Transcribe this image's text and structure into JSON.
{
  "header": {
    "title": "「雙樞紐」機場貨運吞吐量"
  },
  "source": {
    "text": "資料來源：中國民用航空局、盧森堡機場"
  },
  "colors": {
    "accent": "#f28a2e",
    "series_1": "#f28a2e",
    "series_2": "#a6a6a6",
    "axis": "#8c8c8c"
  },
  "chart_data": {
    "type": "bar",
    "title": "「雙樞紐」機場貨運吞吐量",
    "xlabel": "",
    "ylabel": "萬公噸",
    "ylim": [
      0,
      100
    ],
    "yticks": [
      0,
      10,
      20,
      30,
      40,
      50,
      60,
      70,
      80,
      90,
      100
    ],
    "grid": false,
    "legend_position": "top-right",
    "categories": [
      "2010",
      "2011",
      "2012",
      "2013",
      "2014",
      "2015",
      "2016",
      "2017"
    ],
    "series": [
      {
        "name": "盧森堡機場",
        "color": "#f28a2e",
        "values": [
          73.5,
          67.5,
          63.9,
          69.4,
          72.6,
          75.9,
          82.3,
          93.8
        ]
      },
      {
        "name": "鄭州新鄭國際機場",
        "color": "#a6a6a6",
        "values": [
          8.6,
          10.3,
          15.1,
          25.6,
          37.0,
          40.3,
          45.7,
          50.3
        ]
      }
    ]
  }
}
----
REQUIREMENTS
State how many lines of the material contain the string "機場貨運吞吐量", with no other words.

COMPLETED TASK
2